Aim of the task: Gather the lines from the material that contain "What".

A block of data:
::::
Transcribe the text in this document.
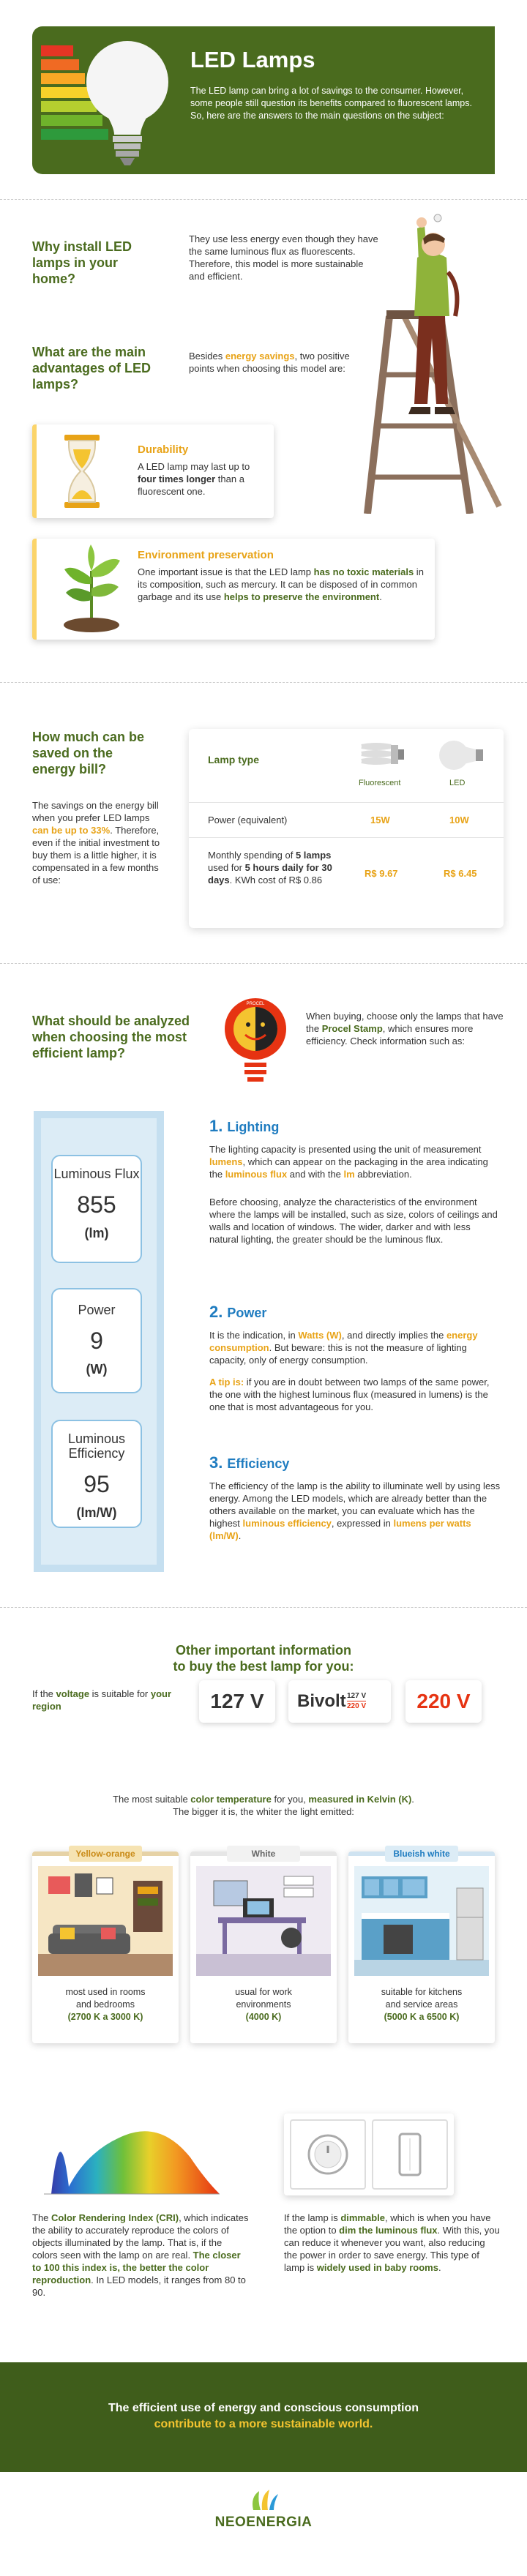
LED Lamps

The LED lamp can bring a lot of savings to the consumer. However, some people still question its benefits compared to fluorescent lamps. So, here are the answers to the main questions on the subject:

Why install LED lamps in your home?
They use less energy even though they have the same luminous flux as fluorescents. Therefore, this model is more sustainable and efficient.
What are the main advantages of LED lamps?
Besides energy savings, two positive points when choosing this model are:
Durability
A LED lamp may last up to four times longer than a fluorescent one.
Environment preservation
One important issue is that the LED lamp has no toxic materials in its composition, such as mercury. It can be disposed of in common garbage and its use helps to preserve the environment.
How much can be saved on the energy bill?
The savings on the energy bill when you prefer LED lamps can be up to 33%. Therefore, even if the initial investment to buy them is a little higher, it is compensated in a few months of use:
Lamp type
Fluorescent	LED
Power (equivalent)	15W	10W
Monthly spending of 5 lamps used for 5 hours daily for 30 days. KWh cost of R$ 0.86
R$ 9.67	R$ 6.45
What should be analyzed when choosing the most efficient lamp?
PROCEL
When buying, choose only the lamps that have the Procel Stamp, which ensures more efficiency. Check information such as:
Luminous Flux
855
(lm)
Power
9
(W)
Luminous Efficiency
95
(lm/W)
1. Lighting
The lighting capacity is presented using the unit of measurement lumens, which can appear on the packaging in the area indicating the luminous flux and with the lm abbreviation.
Before choosing, analyze the characteristics of the environment where the lamps will be installed, such as size, colors of ceilings and walls and location of windows. The wider, darker and with less natural lighting, the greater should be the luminous flux.
2. Power
It is the indication, in Watts (W), and directly implies the energy consumption. But beware: this is not the measure of lighting capacity, only of energy consumption.
A tip is: if you are in doubt between two lamps of the same power, the one with the highest luminous flux (measured in lumens) is the one that is most advantageous for you.
3. Efficiency
The efficiency of the lamp is the ability to illuminate well by using less energy. Among the LED models, which are already better than the others available on the market, you can evaluate which has the highest luminous efficiency, expressed in lumens per watts (lm/W).
Other important information
to buy the best lamp for you:
If the voltage is suitable for your region	127 V	Bivolt 127 V
220 V	220 V
The most suitable color temperature for you, measured in Kelvin (K).
The bigger it is, the whiter the light emitted:
Yellow-orange
most used in rooms
and bedrooms
(2700 K a 3000 K)
White
usual for work
environments
(4000 K)
Blueish white
suitable for kitchens
and service areas
(5000 K a 6500 K)
The Color Rendering Index (CRI), which indicates the ability to accurately reproduce the colors of objects illuminated by the lamp. That is, if the colors seen with the lamp on are real. The closer to 100 this index is, the better the color reproduction. In LED models, it ranges from 80 to 90.
If the lamp is dimmable, which is when you have the option to dim the luminous flux. With this, you can reduce it whenever you want, also reducing the power in order to save energy. This type of lamp is widely used in baby rooms.

The efficient use of energy and conscious consumption
contribute to a more sustainable world.

NEOENERGIA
::::
Task answer:
What are the main advantages of LED lamps?
What should be analyzed when choosing the most efficient lamp?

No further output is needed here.